--- Records for this exercise ---

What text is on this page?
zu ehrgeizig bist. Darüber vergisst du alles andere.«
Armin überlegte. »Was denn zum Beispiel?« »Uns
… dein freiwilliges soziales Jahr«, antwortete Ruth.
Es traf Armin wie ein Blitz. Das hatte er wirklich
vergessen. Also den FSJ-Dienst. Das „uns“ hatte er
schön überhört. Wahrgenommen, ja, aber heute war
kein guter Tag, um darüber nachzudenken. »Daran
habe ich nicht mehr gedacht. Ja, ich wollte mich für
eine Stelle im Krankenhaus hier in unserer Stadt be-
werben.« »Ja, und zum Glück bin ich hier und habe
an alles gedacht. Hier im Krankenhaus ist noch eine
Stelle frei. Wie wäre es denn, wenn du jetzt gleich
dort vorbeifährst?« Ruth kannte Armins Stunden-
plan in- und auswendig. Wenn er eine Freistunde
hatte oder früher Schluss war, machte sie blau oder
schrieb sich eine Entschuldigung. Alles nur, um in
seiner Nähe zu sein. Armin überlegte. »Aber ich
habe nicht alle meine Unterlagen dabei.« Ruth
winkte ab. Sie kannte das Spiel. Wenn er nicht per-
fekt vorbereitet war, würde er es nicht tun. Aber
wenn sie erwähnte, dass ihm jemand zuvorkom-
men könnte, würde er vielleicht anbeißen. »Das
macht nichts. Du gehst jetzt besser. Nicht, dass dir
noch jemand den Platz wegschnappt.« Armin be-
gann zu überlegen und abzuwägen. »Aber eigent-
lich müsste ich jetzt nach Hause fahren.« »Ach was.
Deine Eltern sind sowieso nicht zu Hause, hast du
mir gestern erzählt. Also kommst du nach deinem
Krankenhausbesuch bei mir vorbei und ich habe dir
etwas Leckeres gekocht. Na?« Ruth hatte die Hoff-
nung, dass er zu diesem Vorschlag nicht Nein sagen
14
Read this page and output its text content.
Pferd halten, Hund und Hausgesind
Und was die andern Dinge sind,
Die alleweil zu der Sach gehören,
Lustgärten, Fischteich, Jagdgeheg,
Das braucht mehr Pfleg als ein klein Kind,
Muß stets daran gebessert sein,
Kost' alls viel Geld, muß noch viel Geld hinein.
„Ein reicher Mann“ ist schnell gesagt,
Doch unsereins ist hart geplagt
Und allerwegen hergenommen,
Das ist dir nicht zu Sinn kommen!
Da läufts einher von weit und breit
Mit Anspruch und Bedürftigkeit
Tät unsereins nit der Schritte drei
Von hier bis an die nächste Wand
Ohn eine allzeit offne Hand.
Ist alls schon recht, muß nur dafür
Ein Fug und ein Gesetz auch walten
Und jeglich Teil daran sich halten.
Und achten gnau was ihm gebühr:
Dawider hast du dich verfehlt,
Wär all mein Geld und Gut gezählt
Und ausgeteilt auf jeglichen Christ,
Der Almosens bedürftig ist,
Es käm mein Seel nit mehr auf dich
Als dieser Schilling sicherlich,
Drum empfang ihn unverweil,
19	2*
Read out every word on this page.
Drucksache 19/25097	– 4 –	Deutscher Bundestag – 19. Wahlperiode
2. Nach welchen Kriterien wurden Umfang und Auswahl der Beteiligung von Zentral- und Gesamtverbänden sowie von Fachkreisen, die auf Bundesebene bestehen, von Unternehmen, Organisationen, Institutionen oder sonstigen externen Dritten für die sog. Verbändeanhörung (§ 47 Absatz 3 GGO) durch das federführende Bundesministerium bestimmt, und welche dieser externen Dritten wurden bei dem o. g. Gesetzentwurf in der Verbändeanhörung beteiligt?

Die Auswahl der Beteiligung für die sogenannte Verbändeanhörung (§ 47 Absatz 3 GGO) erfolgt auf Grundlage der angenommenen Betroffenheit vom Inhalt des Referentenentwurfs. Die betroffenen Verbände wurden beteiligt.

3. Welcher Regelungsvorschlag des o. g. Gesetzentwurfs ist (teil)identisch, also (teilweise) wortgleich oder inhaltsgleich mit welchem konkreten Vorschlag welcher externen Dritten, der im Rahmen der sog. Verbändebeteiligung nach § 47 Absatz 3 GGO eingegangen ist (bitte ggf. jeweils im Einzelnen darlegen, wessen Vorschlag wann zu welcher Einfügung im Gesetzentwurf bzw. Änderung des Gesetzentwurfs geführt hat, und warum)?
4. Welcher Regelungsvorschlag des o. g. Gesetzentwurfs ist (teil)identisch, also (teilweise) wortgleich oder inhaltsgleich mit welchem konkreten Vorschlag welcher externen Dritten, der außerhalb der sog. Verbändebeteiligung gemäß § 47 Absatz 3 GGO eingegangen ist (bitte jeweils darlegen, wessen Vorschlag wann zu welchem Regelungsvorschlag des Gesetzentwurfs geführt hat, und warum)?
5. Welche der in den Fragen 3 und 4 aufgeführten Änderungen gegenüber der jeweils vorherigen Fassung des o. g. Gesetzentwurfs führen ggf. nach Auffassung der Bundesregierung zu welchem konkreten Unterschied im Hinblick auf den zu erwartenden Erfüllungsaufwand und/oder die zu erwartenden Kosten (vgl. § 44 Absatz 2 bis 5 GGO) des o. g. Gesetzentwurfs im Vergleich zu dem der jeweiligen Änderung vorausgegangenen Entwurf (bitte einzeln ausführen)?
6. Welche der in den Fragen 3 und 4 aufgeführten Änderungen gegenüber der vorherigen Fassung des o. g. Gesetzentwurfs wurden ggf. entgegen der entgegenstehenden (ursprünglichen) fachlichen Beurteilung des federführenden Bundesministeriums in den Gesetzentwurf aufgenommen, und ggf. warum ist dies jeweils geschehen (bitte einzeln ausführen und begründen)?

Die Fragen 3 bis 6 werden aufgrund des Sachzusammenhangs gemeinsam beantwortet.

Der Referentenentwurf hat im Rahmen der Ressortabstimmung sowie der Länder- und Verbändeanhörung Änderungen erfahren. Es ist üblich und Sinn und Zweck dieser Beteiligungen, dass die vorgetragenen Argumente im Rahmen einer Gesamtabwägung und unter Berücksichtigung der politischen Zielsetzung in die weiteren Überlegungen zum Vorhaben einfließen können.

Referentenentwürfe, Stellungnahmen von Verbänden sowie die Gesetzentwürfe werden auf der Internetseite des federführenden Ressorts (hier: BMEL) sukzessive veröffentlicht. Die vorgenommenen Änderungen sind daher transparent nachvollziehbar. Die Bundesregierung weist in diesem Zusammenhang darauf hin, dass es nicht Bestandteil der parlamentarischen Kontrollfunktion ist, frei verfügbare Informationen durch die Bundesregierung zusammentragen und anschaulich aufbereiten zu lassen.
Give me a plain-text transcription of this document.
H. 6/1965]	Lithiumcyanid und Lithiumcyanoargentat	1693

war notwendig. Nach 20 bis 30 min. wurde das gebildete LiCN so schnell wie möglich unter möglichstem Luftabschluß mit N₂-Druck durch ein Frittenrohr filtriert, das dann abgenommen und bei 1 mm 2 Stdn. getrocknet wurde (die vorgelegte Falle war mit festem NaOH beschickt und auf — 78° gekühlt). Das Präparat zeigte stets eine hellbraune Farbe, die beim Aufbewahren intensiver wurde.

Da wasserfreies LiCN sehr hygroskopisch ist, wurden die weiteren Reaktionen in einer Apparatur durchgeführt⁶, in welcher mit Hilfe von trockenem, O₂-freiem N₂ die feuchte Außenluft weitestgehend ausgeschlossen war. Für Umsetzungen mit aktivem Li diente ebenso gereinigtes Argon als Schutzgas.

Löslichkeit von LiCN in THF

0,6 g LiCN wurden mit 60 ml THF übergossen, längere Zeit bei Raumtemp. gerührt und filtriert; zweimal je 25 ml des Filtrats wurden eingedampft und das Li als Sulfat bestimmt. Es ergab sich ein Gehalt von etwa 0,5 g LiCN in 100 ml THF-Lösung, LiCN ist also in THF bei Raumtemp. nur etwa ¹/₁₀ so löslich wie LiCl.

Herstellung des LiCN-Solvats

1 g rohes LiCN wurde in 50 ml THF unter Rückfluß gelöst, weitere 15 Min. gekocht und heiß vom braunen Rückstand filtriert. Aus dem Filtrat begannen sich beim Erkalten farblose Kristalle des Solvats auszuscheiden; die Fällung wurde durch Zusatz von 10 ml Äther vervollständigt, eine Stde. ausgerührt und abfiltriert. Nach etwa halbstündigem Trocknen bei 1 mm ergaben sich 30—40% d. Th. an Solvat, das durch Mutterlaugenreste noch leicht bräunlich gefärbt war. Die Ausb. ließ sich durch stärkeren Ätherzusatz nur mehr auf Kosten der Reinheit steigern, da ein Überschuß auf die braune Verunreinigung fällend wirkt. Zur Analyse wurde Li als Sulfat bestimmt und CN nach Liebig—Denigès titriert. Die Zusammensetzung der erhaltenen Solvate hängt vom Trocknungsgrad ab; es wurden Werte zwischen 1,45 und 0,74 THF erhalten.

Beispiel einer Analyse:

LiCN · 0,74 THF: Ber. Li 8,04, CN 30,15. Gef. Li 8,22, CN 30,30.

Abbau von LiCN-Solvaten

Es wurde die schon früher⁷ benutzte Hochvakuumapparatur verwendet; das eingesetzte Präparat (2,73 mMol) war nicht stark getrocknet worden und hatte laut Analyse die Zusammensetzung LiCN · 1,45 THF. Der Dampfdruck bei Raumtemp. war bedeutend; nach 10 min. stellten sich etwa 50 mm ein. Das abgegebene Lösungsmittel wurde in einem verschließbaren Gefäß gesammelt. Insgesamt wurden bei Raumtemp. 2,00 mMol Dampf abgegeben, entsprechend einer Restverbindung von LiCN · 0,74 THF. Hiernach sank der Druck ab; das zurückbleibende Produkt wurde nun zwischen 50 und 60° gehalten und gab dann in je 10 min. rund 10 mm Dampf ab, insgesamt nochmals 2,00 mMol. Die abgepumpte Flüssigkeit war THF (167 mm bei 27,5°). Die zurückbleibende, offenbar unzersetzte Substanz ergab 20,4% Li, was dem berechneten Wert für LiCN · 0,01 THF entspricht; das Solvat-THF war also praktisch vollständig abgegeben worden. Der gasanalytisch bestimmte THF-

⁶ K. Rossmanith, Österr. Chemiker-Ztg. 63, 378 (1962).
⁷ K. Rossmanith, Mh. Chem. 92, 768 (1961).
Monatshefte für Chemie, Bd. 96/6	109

---

Instructions to follow ▸
Using the records above, copy every line that has the word "schon" in it.

Expected answer ▸
Ist alls schon recht, muß nur dafür
Es wurde die schon früher⁷ benutzte Hochvakuumapparatur verwendet; das eingesetzte Präparat (2,73 mMol) war nicht stark getrocknet worden und hatte laut Analyse die Zusammensetzung LiCN · 1,45 THF. Der Dampfdruck bei Raumtemp. war bedeutend; nach 10 min. stellten sich etwa 50 mm ein. Das abgegebene Lösungsmittel wurde in einem verschließbaren Gefäß gesammelt. Insgesamt wurden bei Raumtemp. 2,00 mMol Dampf abgegeben, entsprechend einer Restverbindung von LiCN · 0,74 THF. Hiernach sank der Druck ab; das zurückbleibende Produkt wurde nun zwischen 50 und 60° gehalten und gab dann in je 10 min. rund 10 mm Dampf ab, insgesamt nochmals 2,00 mMol. Die abgepumpte Flüssigkeit war THF (167 mm bei 27,5°). Die zurückbleibende, offenbar unzersetzte Substanz ergab 20,4% Li, was dem berechneten Wert für LiCN · 0,01 THF entspricht; das Solvat-THF war also praktisch vollständig abgegeben worden. Der gasanalytisch bestimmte THF-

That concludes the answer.